▶ SET EXERCISE
Extract the whole listing as it stands. Do not include the pictures.
-*-*-
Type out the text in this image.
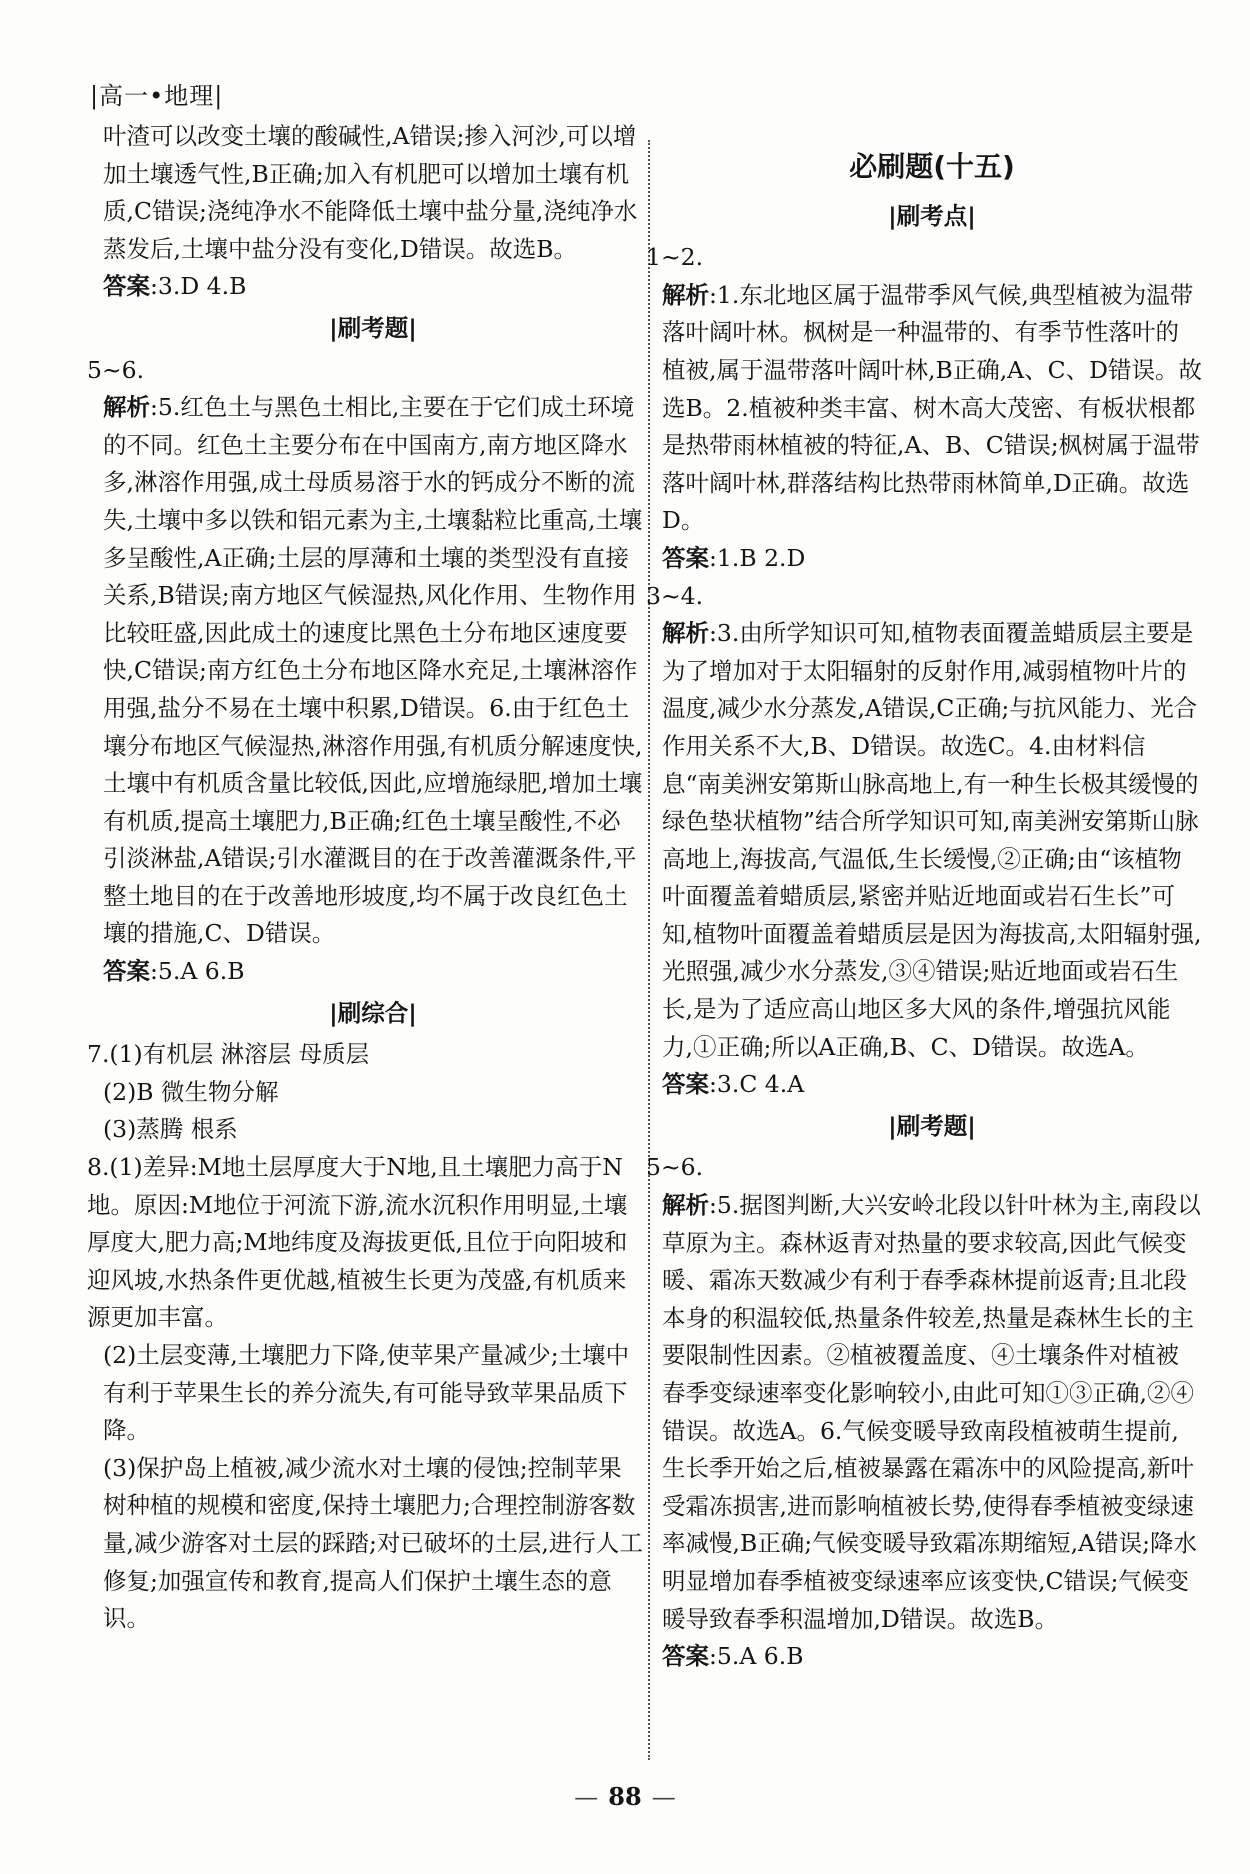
|高一•地理|

叶渣可以改变土壤的酸碱性,A错误;掺入河沙,可以增加土壤透气性,B正确;加入有机肥可以增加土壤有机质,C错误;浇纯净水不能降低土壤中盐分量,浇纯净水蒸发后,土壤中盐分没有变化,D错误。故选B。

答案:3.D 4.B

|刷考题|

5~6.

解析:5.红色土与黑色土相比,主要在于它们成土环境的不同。红色土主要分布在中国南方,南方地区降水多,淋溶作用强,成土母质易溶于水的钙成分不断的流失,土壤中多以铁和铝元素为主,土壤黏粒比重高,土壤多呈酸性,A正确;土层的厚薄和土壤的类型没有直接关系,B错误;南方地区气候湿热,风化作用、生物作用比较旺盛,因此成土的速度比黑色土分布地区速度要快,C错误;南方红色土分布地区降水充足,土壤淋溶作用强,盐分不易在土壤中积累,D错误。6.由于红色土壤分布地区气候湿热,淋溶作用强,有机质分解速度快,土壤中有机质含量比较低,因此,应增施绿肥,增加土壤有机质,提高土壤肥力,B正确;红色土壤呈酸性,不必引淡淋盐,A错误;引水灌溉目的在于改善灌溉条件,平整土地目的在于改善地形坡度,均不属于改良红色土壤的措施,C、D错误。

答案:5.A 6.B

|刷综合|

7.(1)有机层 淋溶层 母质层

(2)B 微生物分解

(3)蒸腾 根系

8.(1)差异:M地土层厚度大于N地,且土壤肥力高于N地。原因:M地位于河流下游,流水沉积作用明显,土壤厚度大,肥力高;M地纬度及海拔更低,且位于向阳坡和迎风坡,水热条件更优越,植被生长更为茂盛,有机质来源更加丰富。

(2)土层变薄,土壤肥力下降,使苹果产量减少;土壤中有利于苹果生长的养分流失,有可能导致苹果品质下降。

(3)保护岛上植被,减少流水对土壤的侵蚀;控制苹果树种植的规模和密度,保持土壤肥力;合理控制游客数量,减少游客对土层的踩踏;对已破坏的土层,进行人工修复;加强宣传和教育,提高人们保护土壤生态的意识。

必刷题(十五)
|刷考点|

1~2.

解析:1.东北地区属于温带季风气候,典型植被为温带落叶阔叶林。枫树是一种温带的、有季节性落叶的植被,属于温带落叶阔叶林,B正确,A、C、D错误。故选B。2.植被种类丰富、树木高大茂密、有板状根都是热带雨林植被的特征,A、B、C错误;枫树属于温带落叶阔叶林,群落结构比热带雨林简单,D正确。故选D。

答案:1.B 2.D

3~4.

解析:3.由所学知识可知,植物表面覆盖蜡质层主要是为了增加对于太阳辐射的反射作用,减弱植物叶片的温度,减少水分蒸发,A错误,C正确;与抗风能力、光合作用关系不大,B、D错误。故选C。4.由材料信息“南美洲安第斯山脉高地上,有一种生长极其缓慢的绿色垫状植物”结合所学知识可知,南美洲安第斯山脉高地上,海拔高,气温低,生长缓慢,②正确;由“该植物叶面覆盖着蜡质层,紧密并贴近地面或岩石生长”可知,植物叶面覆盖着蜡质层是因为海拔高,太阳辐射强,光照强,减少水分蒸发,③④错误;贴近地面或岩石生长,是为了适应高山地区多大风的条件,增强抗风能力,①正确;所以A正确,B、C、D错误。故选A。

答案:3.C 4.A

|刷考题|

5~6.

解析:5.据图判断,大兴安岭北段以针叶林为主,南段以草原为主。森林返青对热量的要求较高,因此气候变暖、霜冻天数减少有利于春季森林提前返青;且北段本身的积温较低,热量条件较差,热量是森林生长的主要限制性因素。②植被覆盖度、④土壤条件对植被春季变绿速率变化影响较小,由此可知①③正确,②④错误。故选A。6.气候变暖导致南段植被萌生提前,生长季开始之后,植被暴露在霜冻中的风险提高,新叶受霜冻损害,进而影响植被长势,使得春季植被变绿速率减慢,B正确;气候变暖导致霜冻期缩短,A错误;降水明显增加春季植被变绿速率应该变快,C错误;气候变暖导致春季积温增加,D错误。故选B。

答案:5.A 6.B

— 88 —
-*-*-
▶ TASK OUTPUT
Type out the text in this image.
|高一•地理|

叶渣可以改变土壤的酸碱性,A错误;掺入河沙,可以增加土壤透气性,B正确;加入有机肥可以增加土壤有机质,C错误;浇纯净水不能降低土壤中盐分量,浇纯净水蒸发后,土壤中盐分没有变化,D错误。故选B。

答案:3.D 4.B

|刷考题|

5~6.

解析:5.红色土与黑色土相比,主要在于它们成土环境的不同。红色土主要分布在中国南方,南方地区降水多,淋溶作用强,成土母质易溶于水的钙成分不断的流失,土壤中多以铁和铝元素为主,土壤黏粒比重高,土壤多呈酸性,A正确;土层的厚薄和土壤的类型没有直接关系,B错误;南方地区气候湿热,风化作用、生物作用比较旺盛,因此成土的速度比黑色土分布地区速度要快,C错误;南方红色土分布地区降水充足,土壤淋溶作用强,盐分不易在土壤中积累,D错误。6.由于红色土壤分布地区气候湿热,淋溶作用强,有机质分解速度快,土壤中有机质含量比较低,因此,应增施绿肥,增加土壤有机质,提高土壤肥力,B正确;红色土壤呈酸性,不必引淡淋盐,A错误;引水灌溉目的在于改善灌溉条件,平整土地目的在于改善地形坡度,均不属于改良红色土壤的措施,C、D错误。

答案:5.A 6.B

|刷综合|

7.(1)有机层 淋溶层 母质层

(2)B 微生物分解

(3)蒸腾 根系

8.(1)差异:M地土层厚度大于N地,且土壤肥力高于N地。原因:M地位于河流下游,流水沉积作用明显,土壤厚度大,肥力高;M地纬度及海拔更低,且位于向阳坡和迎风坡,水热条件更优越,植被生长更为茂盛,有机质来源更加丰富。

(2)土层变薄,土壤肥力下降,使苹果产量减少;土壤中有利于苹果生长的养分流失,有可能导致苹果品质下降。

(3)保护岛上植被,减少流水对土壤的侵蚀;控制苹果树种植的规模和密度,保持土壤肥力;合理控制游客数量,减少游客对土层的踩踏;对已破坏的土层,进行人工修复;加强宣传和教育,提高人们保护土壤生态的意识。

必刷题(十五)
|刷考点|

1~2.

解析:1.东北地区属于温带季风气候,典型植被为温带落叶阔叶林。枫树是一种温带的、有季节性落叶的植被,属于温带落叶阔叶林,B正确,A、C、D错误。故选B。2.植被种类丰富、树木高大茂密、有板状根都是热带雨林植被的特征,A、B、C错误;枫树属于温带落叶阔叶林,群落结构比热带雨林简单,D正确。故选D。

答案:1.B 2.D

3~4.

解析:3.由所学知识可知,植物表面覆盖蜡质层主要是为了增加对于太阳辐射的反射作用,减弱植物叶片的温度,减少水分蒸发,A错误,C正确;与抗风能力、光合作用关系不大,B、D错误。故选C。4.由材料信息“南美洲安第斯山脉高地上,有一种生长极其缓慢的绿色垫状植物”结合所学知识可知,南美洲安第斯山脉高地上,海拔高,气温低,生长缓慢,②正确;由“该植物叶面覆盖着蜡质层,紧密并贴近地面或岩石生长”可知,植物叶面覆盖着蜡质层是因为海拔高,太阳辐射强,光照强,减少水分蒸发,③④错误;贴近地面或岩石生长,是为了适应高山地区多大风的条件,增强抗风能力,①正确;所以A正确,B、C、D错误。故选A。

答案:3.C 4.A

|刷考题|

5~6.

解析:5.据图判断,大兴安岭北段以针叶林为主,南段以草原为主。森林返青对热量的要求较高,因此气候变暖、霜冻天数减少有利于春季森林提前返青;且北段本身的积温较低,热量条件较差,热量是森林生长的主要限制性因素。②植被覆盖度、④土壤条件对植被春季变绿速率变化影响较小,由此可知①③正确,②④错误。故选A。6.气候变暖导致南段植被萌生提前,生长季开始之后,植被暴露在霜冻中的风险提高,新叶受霜冻损害,进而影响植被长势,使得春季植被变绿速率减慢,B正确;气候变暖导致霜冻期缩短,A错误;降水明显增加春季植被变绿速率应该变快,C错误;气候变暖导致春季积温增加,D错误。故选B。

答案:5.A 6.B

— 88 —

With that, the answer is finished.